• _Your objective_:
Pick out every line holding the string "ffffff" and copy it.

• _Provided material_:

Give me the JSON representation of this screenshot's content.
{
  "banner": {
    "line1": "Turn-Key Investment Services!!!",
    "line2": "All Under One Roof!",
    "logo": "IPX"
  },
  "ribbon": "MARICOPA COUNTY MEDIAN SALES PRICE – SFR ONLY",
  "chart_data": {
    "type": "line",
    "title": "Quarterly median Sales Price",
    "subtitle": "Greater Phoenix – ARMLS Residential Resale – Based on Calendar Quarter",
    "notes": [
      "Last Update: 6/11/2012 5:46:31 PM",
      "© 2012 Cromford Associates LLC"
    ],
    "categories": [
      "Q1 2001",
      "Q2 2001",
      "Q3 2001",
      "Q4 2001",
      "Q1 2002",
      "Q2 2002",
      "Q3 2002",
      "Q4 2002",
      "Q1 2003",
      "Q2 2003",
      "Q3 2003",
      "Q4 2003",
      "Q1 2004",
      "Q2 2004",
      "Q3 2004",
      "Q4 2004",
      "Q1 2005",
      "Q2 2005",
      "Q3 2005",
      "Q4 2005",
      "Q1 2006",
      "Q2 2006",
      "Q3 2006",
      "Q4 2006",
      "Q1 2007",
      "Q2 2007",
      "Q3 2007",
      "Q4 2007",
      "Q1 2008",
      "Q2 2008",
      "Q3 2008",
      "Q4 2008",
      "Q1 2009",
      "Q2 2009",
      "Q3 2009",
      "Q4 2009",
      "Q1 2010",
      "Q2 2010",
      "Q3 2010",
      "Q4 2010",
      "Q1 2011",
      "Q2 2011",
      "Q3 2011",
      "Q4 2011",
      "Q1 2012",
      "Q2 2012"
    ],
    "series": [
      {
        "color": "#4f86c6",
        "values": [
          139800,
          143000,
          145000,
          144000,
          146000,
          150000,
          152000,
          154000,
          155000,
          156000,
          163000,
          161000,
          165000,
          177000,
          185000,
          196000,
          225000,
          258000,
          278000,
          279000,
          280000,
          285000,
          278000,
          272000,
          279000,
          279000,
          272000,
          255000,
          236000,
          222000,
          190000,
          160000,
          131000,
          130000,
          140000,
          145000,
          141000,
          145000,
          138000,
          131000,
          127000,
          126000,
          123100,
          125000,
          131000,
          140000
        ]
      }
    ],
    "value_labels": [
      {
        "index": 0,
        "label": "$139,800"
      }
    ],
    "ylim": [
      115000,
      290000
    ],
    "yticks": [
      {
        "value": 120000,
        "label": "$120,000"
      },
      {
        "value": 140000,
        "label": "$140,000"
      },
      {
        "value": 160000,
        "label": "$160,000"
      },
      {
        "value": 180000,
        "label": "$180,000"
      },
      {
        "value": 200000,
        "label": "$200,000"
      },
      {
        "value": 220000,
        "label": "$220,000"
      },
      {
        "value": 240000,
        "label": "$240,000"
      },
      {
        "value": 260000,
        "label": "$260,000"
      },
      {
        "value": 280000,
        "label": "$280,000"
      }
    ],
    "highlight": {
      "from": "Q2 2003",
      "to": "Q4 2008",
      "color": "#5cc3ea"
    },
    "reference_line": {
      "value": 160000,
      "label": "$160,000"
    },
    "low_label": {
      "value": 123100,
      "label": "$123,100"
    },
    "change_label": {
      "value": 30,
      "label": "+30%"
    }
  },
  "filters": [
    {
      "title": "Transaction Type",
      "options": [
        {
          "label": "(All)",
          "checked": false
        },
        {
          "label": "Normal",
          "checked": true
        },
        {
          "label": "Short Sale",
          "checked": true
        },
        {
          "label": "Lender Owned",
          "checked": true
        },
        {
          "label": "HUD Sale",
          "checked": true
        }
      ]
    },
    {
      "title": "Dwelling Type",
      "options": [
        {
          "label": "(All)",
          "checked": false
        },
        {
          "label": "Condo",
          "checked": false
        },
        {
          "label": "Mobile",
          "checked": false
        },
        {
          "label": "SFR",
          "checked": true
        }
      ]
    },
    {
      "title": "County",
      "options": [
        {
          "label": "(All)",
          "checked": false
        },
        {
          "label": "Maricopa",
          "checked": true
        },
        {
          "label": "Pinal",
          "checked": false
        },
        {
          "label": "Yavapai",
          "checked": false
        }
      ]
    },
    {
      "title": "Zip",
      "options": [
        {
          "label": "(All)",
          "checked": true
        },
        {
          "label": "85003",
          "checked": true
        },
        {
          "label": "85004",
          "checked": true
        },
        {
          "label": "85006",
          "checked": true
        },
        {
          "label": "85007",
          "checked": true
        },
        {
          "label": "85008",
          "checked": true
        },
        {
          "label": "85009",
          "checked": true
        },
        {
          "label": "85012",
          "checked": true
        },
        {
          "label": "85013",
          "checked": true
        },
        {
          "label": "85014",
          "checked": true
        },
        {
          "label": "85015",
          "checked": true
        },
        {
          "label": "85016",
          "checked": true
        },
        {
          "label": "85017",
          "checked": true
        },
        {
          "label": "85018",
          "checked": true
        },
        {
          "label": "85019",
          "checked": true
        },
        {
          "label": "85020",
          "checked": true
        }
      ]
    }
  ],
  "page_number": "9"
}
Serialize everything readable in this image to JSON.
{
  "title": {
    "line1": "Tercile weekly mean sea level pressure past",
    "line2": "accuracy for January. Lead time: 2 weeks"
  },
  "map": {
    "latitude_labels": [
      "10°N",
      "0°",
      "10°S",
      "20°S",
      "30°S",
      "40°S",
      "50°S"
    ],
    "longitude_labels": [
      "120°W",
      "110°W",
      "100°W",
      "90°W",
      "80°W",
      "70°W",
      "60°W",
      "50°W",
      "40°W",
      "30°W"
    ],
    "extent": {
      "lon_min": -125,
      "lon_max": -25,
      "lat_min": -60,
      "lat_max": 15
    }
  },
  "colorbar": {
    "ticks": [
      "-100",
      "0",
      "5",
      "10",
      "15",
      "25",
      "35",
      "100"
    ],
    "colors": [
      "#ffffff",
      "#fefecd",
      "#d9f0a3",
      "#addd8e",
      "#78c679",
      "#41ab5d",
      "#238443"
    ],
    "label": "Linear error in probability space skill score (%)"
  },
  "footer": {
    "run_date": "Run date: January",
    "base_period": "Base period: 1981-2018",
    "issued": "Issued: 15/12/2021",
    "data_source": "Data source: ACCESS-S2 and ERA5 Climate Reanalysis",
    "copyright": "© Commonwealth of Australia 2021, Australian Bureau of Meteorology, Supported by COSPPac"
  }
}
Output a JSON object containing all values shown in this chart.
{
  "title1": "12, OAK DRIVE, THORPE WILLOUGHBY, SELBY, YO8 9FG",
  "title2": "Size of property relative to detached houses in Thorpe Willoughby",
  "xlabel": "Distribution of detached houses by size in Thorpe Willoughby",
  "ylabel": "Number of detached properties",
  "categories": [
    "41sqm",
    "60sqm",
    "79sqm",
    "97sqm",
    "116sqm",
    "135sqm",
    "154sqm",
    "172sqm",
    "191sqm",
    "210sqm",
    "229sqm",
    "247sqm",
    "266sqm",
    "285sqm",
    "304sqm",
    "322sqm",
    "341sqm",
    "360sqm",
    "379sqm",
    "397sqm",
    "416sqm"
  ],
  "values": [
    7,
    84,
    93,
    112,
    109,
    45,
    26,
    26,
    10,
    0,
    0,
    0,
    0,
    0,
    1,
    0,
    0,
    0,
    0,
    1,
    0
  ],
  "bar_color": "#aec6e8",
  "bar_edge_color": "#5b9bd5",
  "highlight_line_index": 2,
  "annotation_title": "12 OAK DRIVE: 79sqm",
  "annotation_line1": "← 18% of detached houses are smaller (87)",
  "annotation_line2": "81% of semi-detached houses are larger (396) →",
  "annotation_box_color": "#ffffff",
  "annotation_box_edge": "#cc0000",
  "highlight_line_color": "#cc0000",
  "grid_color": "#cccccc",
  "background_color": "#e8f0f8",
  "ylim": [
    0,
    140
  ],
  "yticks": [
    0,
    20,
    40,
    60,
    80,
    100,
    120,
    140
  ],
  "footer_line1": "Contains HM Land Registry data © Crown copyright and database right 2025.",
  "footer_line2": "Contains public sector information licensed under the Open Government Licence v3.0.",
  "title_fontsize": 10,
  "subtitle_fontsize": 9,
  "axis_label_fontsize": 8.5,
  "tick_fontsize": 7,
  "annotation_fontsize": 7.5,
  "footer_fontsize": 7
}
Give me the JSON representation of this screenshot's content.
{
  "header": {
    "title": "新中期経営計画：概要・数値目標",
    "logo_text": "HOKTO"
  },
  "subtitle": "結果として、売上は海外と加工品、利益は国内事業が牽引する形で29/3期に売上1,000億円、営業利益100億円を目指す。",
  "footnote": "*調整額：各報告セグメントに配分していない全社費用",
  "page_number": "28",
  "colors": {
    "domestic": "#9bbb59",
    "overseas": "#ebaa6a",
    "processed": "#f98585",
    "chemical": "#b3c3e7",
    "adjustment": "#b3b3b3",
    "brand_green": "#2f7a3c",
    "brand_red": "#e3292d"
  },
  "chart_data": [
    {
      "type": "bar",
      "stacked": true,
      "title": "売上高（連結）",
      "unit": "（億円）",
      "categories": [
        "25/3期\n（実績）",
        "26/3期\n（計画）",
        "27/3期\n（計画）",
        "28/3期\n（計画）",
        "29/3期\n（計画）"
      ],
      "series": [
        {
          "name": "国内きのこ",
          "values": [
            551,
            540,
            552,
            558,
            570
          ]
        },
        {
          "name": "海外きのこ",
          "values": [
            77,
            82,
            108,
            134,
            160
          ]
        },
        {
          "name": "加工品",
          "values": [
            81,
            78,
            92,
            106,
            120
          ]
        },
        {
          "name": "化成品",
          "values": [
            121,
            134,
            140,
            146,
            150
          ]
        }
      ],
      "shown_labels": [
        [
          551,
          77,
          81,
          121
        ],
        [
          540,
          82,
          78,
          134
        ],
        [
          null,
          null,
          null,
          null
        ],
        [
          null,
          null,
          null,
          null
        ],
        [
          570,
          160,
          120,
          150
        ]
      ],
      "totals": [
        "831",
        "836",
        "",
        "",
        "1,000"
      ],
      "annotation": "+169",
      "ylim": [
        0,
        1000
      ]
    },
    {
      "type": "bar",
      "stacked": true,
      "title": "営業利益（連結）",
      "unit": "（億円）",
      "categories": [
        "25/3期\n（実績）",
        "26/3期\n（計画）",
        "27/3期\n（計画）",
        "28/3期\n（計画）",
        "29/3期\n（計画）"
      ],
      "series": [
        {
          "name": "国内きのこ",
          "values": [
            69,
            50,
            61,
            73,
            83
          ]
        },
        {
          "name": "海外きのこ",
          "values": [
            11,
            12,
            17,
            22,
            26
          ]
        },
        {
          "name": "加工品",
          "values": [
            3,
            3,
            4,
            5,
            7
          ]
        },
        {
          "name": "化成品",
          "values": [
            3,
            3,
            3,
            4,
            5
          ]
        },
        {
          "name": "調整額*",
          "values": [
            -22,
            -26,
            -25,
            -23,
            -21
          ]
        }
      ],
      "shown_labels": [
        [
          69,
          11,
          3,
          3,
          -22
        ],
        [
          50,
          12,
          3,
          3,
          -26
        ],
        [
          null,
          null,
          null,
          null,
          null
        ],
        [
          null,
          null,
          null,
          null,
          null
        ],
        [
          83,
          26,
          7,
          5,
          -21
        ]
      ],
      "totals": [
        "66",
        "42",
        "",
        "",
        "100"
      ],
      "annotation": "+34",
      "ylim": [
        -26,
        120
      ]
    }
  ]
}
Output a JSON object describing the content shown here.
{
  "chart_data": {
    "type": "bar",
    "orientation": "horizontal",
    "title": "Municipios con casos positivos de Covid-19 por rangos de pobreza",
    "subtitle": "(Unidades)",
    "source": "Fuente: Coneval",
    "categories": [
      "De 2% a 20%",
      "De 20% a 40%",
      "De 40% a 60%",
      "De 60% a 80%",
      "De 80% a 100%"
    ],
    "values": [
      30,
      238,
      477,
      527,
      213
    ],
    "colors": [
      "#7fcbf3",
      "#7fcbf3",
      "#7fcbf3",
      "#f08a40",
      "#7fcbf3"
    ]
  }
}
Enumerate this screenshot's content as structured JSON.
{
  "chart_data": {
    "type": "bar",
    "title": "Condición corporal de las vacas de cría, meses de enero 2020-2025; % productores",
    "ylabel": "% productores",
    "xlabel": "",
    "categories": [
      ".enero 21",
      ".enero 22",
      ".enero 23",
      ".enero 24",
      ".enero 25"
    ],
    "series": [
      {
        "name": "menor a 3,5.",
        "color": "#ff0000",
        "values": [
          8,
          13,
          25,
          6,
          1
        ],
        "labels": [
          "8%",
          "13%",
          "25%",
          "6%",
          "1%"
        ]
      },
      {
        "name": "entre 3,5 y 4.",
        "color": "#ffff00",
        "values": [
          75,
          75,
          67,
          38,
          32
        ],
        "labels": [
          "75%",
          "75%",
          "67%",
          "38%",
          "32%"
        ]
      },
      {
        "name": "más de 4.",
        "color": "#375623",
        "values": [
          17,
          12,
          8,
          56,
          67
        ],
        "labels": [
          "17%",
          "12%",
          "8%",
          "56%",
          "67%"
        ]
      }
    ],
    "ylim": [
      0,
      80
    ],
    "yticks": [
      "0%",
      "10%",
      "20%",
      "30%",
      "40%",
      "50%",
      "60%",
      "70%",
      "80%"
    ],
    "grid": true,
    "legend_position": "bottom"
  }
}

• _Solution for this problem_:
      "#ffffff",
  "annotation_box_color": "#ffffff",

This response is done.